▶ [What is needed]:
Wherever a line below holds the word "budgétaire", copy that line.

•••••

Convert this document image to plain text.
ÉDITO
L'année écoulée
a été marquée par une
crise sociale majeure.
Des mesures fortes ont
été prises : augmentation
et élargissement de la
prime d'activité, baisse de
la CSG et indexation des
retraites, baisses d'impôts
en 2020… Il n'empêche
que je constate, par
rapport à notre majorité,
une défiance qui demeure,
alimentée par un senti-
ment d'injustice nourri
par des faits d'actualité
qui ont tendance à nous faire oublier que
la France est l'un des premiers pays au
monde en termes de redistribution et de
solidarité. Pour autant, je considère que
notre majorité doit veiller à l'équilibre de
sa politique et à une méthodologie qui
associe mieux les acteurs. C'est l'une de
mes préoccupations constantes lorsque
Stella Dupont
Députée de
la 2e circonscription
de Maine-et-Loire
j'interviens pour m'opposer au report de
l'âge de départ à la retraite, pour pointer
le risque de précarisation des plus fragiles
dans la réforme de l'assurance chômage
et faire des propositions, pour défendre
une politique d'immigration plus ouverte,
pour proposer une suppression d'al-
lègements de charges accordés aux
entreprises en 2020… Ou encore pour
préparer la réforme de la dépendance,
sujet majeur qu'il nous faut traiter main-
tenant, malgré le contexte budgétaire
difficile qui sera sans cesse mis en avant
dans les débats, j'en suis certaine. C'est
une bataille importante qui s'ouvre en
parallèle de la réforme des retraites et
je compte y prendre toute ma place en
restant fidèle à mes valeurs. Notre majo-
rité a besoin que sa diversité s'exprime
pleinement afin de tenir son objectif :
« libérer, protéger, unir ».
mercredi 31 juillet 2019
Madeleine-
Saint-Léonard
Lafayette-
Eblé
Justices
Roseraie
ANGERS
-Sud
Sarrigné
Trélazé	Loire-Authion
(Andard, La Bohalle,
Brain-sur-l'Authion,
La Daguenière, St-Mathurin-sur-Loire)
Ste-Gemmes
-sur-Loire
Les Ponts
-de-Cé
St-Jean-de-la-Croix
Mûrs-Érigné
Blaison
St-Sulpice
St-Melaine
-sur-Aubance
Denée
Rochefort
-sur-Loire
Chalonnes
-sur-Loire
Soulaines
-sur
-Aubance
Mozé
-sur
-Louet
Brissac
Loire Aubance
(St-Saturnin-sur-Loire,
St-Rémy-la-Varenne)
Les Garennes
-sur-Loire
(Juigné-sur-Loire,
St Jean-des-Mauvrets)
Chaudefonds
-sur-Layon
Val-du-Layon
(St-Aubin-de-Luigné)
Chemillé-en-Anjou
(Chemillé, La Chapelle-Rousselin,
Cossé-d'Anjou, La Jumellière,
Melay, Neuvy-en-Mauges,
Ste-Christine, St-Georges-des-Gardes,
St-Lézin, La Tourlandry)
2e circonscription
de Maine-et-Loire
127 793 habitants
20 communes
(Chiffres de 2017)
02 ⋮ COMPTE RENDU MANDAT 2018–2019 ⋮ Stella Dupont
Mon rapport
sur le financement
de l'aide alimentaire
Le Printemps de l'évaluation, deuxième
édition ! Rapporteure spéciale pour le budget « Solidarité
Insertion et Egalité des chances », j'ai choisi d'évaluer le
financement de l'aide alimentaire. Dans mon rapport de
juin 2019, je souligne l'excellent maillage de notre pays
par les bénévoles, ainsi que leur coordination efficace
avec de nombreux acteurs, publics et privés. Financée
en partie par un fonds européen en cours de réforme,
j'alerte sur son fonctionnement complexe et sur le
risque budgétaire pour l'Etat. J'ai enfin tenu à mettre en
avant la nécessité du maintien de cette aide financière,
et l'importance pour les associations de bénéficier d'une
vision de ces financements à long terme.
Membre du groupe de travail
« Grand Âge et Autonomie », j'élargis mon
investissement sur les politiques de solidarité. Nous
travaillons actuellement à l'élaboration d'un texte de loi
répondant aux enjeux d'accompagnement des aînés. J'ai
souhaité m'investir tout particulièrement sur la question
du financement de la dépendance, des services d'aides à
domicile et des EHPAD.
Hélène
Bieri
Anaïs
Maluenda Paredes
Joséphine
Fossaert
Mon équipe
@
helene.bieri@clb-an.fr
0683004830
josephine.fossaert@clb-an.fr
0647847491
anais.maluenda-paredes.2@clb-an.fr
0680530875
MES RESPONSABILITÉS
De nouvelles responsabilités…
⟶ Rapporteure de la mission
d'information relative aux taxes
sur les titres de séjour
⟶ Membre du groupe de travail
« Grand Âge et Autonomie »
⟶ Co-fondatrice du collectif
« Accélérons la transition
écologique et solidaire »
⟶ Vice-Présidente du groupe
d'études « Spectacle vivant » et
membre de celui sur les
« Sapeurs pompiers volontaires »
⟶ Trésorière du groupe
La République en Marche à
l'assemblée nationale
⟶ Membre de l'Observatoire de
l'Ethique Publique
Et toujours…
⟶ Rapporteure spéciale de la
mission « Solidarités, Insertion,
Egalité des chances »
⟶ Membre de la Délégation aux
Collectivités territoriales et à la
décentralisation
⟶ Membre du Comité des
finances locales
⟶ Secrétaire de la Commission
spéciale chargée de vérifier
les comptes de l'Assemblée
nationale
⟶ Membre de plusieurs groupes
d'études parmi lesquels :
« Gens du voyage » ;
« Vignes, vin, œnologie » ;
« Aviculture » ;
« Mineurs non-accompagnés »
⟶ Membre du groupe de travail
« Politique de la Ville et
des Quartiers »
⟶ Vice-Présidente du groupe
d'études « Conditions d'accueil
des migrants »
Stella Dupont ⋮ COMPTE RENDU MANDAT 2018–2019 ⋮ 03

•••••

▶ [Task solution]:
tenant, malgré le contexte budgétaire
risque budgétaire pour l'Etat. J'ai enfin tenu à mettre en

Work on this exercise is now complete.